** BEGIN DATA FOR THIS TASK **
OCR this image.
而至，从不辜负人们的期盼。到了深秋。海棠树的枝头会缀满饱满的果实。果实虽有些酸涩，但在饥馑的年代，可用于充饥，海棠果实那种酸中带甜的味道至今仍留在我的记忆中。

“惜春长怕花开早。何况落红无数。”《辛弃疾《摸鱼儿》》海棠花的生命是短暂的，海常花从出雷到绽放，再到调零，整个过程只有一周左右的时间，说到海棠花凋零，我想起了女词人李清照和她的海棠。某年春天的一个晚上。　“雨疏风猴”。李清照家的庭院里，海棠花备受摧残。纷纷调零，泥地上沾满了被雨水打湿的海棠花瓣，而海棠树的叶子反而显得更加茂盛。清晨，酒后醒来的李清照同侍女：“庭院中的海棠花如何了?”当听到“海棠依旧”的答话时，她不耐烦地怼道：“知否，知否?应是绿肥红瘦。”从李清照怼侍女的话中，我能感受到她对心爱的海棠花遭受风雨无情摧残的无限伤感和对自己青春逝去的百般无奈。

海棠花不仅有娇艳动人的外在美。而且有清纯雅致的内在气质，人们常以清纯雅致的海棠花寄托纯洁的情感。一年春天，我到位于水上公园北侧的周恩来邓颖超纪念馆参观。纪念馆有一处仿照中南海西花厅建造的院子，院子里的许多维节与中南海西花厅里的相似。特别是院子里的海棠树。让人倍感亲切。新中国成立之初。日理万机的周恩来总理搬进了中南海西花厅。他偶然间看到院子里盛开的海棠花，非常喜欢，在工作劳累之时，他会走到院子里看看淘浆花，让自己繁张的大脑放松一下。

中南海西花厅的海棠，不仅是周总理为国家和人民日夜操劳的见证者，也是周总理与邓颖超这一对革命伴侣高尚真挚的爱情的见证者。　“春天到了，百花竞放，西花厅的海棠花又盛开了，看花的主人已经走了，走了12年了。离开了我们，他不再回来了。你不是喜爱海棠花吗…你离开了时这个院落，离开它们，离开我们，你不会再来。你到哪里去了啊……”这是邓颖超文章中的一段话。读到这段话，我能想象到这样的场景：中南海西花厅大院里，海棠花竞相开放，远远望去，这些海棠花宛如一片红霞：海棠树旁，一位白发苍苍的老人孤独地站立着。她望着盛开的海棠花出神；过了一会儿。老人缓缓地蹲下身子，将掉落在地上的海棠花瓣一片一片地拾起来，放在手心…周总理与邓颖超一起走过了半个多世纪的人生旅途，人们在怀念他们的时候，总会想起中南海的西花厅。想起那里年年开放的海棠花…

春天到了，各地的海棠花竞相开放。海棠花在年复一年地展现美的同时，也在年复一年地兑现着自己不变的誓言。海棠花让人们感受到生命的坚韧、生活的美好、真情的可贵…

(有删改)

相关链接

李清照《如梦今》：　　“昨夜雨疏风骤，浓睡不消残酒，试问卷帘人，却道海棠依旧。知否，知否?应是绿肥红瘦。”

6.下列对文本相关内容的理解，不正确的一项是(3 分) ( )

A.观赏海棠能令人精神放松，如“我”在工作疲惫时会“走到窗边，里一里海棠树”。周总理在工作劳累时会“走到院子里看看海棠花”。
** END DATA FOR THIS TASK **
**WHAT IS ASKED:**
Write out all records exactly, keeping every detail.

**SOLUTION FOR THIS TASK:**
OCR this image.
而至，从不辜负人们的期盼。到了深秋。海棠树的枝头会缀满饱满的果实。果实虽有些酸涩，但在饥馑的年代，可用于充饥，海棠果实那种酸中带甜的味道至今仍留在我的记忆中。

“惜春长怕花开早。何况落红无数。”《辛弃疾《摸鱼儿》》海棠花的生命是短暂的，海常花从出雷到绽放，再到调零，整个过程只有一周左右的时间，说到海棠花凋零，我想起了女词人李清照和她的海棠。某年春天的一个晚上。　“雨疏风猴”。李清照家的庭院里，海棠花备受摧残。纷纷调零，泥地上沾满了被雨水打湿的海棠花瓣，而海棠树的叶子反而显得更加茂盛。清晨，酒后醒来的李清照同侍女：“庭院中的海棠花如何了?”当听到“海棠依旧”的答话时，她不耐烦地怼道：“知否，知否?应是绿肥红瘦。”从李清照怼侍女的话中，我能感受到她对心爱的海棠花遭受风雨无情摧残的无限伤感和对自己青春逝去的百般无奈。

海棠花不仅有娇艳动人的外在美。而且有清纯雅致的内在气质，人们常以清纯雅致的海棠花寄托纯洁的情感。一年春天，我到位于水上公园北侧的周恩来邓颖超纪念馆参观。纪念馆有一处仿照中南海西花厅建造的院子，院子里的许多维节与中南海西花厅里的相似。特别是院子里的海棠树。让人倍感亲切。新中国成立之初。日理万机的周恩来总理搬进了中南海西花厅。他偶然间看到院子里盛开的海棠花，非常喜欢，在工作劳累之时，他会走到院子里看看淘浆花，让自己繁张的大脑放松一下。

中南海西花厅的海棠，不仅是周总理为国家和人民日夜操劳的见证者，也是周总理与邓颖超这一对革命伴侣高尚真挚的爱情的见证者。　“春天到了，百花竞放，西花厅的海棠花又盛开了，看花的主人已经走了，走了12年了。离开了我们，他不再回来了。你不是喜爱海棠花吗…你离开了时这个院落，离开它们，离开我们，你不会再来。你到哪里去了啊……”这是邓颖超文章中的一段话。读到这段话，我能想象到这样的场景：中南海西花厅大院里，海棠花竞相开放，远远望去，这些海棠花宛如一片红霞：海棠树旁，一位白发苍苍的老人孤独地站立着。她望着盛开的海棠花出神；过了一会儿。老人缓缓地蹲下身子，将掉落在地上的海棠花瓣一片一片地拾起来，放在手心…周总理与邓颖超一起走过了半个多世纪的人生旅途，人们在怀念他们的时候，总会想起中南海的西花厅。想起那里年年开放的海棠花…

春天到了，各地的海棠花竞相开放。海棠花在年复一年地展现美的同时，也在年复一年地兑现着自己不变的誓言。海棠花让人们感受到生命的坚韧、生活的美好、真情的可贵…

(有删改)

相关链接

李清照《如梦今》：　　“昨夜雨疏风骤，浓睡不消残酒，试问卷帘人，却道海棠依旧。知否，知否?应是绿肥红瘦。”

6.下列对文本相关内容的理解，不正确的一项是(3 分) ( )

A.观赏海棠能令人精神放松，如“我”在工作疲惫时会“走到窗边，里一里海棠树”。周总理在工作劳累时会“走到院子里看看海棠花”。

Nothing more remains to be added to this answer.